Requirements:
Return the items word for word, starting at the very first line and ending at the line that contains "Extract all elements".

Data supplied:
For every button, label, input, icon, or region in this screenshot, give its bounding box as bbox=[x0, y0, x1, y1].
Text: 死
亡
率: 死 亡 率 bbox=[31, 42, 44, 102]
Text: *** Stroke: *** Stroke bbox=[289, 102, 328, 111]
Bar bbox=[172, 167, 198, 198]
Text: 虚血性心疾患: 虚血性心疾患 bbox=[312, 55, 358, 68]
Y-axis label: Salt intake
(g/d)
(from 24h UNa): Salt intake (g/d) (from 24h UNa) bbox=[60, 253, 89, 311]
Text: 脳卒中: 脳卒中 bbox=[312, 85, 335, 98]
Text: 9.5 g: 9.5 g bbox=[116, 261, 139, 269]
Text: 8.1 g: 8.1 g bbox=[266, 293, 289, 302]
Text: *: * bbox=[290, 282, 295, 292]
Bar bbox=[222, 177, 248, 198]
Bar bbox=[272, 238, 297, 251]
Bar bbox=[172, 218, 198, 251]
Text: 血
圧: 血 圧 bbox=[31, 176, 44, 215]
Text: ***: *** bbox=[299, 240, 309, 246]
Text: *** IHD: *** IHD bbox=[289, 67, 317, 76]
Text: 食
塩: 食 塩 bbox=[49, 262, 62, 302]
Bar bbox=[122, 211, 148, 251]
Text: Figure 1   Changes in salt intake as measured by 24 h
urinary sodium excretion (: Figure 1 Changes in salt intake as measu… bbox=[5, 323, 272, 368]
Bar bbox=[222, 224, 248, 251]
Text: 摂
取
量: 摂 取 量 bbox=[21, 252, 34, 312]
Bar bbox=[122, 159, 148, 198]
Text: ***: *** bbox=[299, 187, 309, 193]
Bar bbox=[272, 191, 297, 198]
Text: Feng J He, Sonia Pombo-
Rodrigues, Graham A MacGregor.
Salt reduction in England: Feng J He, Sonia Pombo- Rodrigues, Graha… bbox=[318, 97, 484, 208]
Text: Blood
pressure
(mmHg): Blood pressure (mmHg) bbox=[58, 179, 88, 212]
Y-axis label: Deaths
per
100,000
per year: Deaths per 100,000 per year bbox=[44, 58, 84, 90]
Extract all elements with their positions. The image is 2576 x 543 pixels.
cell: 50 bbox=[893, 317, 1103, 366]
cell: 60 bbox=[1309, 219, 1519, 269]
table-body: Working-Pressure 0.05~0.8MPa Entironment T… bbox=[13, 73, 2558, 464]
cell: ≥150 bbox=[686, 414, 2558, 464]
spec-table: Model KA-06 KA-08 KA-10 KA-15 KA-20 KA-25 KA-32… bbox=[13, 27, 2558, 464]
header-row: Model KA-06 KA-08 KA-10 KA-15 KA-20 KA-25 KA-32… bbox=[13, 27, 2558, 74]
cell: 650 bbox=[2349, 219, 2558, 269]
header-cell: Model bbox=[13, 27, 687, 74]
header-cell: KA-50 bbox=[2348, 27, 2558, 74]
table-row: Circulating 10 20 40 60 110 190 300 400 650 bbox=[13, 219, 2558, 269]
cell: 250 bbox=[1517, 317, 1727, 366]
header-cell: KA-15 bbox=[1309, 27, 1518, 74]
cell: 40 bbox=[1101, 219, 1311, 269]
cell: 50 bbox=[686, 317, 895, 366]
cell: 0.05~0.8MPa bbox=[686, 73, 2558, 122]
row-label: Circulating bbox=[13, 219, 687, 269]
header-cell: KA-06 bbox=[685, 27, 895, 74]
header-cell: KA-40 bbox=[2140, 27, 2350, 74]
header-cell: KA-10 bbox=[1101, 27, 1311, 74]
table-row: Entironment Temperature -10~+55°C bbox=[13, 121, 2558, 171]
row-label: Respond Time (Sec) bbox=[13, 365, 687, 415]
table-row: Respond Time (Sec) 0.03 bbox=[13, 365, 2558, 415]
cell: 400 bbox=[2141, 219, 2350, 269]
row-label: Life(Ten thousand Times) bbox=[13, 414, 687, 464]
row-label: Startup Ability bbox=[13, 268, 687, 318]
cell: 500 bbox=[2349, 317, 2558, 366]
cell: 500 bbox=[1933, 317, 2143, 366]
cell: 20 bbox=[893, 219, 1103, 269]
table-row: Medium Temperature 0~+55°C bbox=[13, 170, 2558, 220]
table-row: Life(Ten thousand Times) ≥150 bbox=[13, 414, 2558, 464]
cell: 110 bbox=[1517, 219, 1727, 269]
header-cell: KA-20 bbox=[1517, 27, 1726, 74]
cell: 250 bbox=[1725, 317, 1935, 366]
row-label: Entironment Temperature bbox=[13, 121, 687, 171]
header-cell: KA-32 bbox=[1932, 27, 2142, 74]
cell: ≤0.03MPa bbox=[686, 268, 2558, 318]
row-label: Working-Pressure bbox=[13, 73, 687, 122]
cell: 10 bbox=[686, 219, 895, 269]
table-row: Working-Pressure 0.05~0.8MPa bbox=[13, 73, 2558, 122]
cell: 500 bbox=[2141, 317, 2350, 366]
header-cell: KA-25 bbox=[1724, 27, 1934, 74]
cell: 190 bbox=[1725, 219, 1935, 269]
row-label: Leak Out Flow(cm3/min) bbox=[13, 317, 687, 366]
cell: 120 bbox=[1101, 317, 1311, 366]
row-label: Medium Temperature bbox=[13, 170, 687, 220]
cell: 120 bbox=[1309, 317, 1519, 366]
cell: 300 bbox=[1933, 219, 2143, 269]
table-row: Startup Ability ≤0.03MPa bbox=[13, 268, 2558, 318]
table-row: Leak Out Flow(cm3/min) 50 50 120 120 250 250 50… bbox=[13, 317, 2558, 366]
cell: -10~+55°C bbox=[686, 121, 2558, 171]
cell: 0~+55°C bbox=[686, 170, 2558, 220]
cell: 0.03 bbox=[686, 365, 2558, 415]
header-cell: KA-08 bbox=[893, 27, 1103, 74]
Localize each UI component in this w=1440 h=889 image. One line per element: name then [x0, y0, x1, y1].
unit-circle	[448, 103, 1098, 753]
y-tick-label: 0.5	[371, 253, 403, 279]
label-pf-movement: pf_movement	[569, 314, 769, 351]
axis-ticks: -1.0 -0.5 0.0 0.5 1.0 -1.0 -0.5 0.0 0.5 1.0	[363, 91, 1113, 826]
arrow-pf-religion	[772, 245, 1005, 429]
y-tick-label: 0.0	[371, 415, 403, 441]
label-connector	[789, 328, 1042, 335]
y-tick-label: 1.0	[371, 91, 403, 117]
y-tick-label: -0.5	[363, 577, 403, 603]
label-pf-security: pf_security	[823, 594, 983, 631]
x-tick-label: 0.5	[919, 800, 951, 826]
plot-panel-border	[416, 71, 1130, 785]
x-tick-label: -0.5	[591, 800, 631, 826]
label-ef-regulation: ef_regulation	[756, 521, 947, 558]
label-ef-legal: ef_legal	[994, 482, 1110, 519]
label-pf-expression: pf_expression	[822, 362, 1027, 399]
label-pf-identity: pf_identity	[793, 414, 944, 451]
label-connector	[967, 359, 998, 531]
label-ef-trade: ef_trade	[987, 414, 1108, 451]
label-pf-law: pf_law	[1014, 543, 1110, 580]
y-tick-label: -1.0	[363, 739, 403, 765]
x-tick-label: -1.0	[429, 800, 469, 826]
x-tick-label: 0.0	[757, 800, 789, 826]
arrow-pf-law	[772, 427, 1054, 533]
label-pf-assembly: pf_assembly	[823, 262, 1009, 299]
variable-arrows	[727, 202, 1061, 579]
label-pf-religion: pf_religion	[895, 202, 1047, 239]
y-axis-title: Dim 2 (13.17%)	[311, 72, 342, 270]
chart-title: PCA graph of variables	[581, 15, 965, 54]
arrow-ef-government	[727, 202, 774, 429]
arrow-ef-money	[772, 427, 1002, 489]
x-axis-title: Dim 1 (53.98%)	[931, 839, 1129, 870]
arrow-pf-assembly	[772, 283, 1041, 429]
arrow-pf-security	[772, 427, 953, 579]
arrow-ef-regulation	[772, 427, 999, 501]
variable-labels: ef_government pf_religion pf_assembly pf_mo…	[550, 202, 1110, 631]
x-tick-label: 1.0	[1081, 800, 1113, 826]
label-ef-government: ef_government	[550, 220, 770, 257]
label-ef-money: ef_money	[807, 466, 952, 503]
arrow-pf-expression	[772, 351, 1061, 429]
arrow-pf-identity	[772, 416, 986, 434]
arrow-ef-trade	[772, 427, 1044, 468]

Output of the exercise:
For every button, label, input, icon, or region in this screenshot, give its bounding box as bbox=[x0, y0, x1, y1].
Text: 死
亡
率: 死 亡 率 bbox=[31, 42, 44, 102]
Text: *** Stroke: *** Stroke bbox=[289, 102, 328, 111]
Bar bbox=[172, 167, 198, 198]
Text: 虚血性心疾患: 虚血性心疾患 bbox=[312, 55, 358, 68]
Y-axis label: Salt intake
(g/d)
(from 24h UNa): Salt intake (g/d) (from 24h UNa) bbox=[60, 253, 89, 311]
Text: 脳卒中: 脳卒中 bbox=[312, 85, 335, 98]
Text: 9.5 g: 9.5 g bbox=[116, 261, 139, 269]
Text: 8.1 g: 8.1 g bbox=[266, 293, 289, 302]
Text: *: * bbox=[290, 282, 295, 292]
Bar bbox=[222, 177, 248, 198]
Bar bbox=[272, 238, 297, 251]
Bar bbox=[172, 218, 198, 251]
Text: 血
圧: 血 圧 bbox=[31, 176, 44, 215]
Text: ***: *** bbox=[299, 240, 309, 246]
Text: *** IHD: *** IHD bbox=[289, 67, 317, 76]
Text: 食
塩: 食 塩 bbox=[49, 262, 62, 302]
Bar bbox=[122, 211, 148, 251]
Text: Figure 1   Changes in salt intake as measured by 24 h
urinary sodium excretion (: Figure 1 Changes in salt intake as measu… bbox=[5, 323, 272, 368]
Bar bbox=[222, 224, 248, 251]
Text: 摂
取
量: 摂 取 量 bbox=[21, 252, 34, 312]
Bar bbox=[122, 159, 148, 198]
Text: ***: *** bbox=[299, 187, 309, 193]
Bar bbox=[272, 191, 297, 198]
Text: Feng J He, Sonia Pombo-
Rodrigues, Graham A MacGregor.
Salt reduction in England: Feng J He, Sonia Pombo- Rodrigues, Graha… bbox=[318, 97, 484, 208]
Text: Blood
pressure
(mmHg): Blood pressure (mmHg) bbox=[58, 179, 88, 212]
Y-axis label: Deaths
per
100,000
per year: Deaths per 100,000 per year bbox=[44, 58, 84, 90]
Extract all elements with their positions. The image is 2576 x 543 pixels.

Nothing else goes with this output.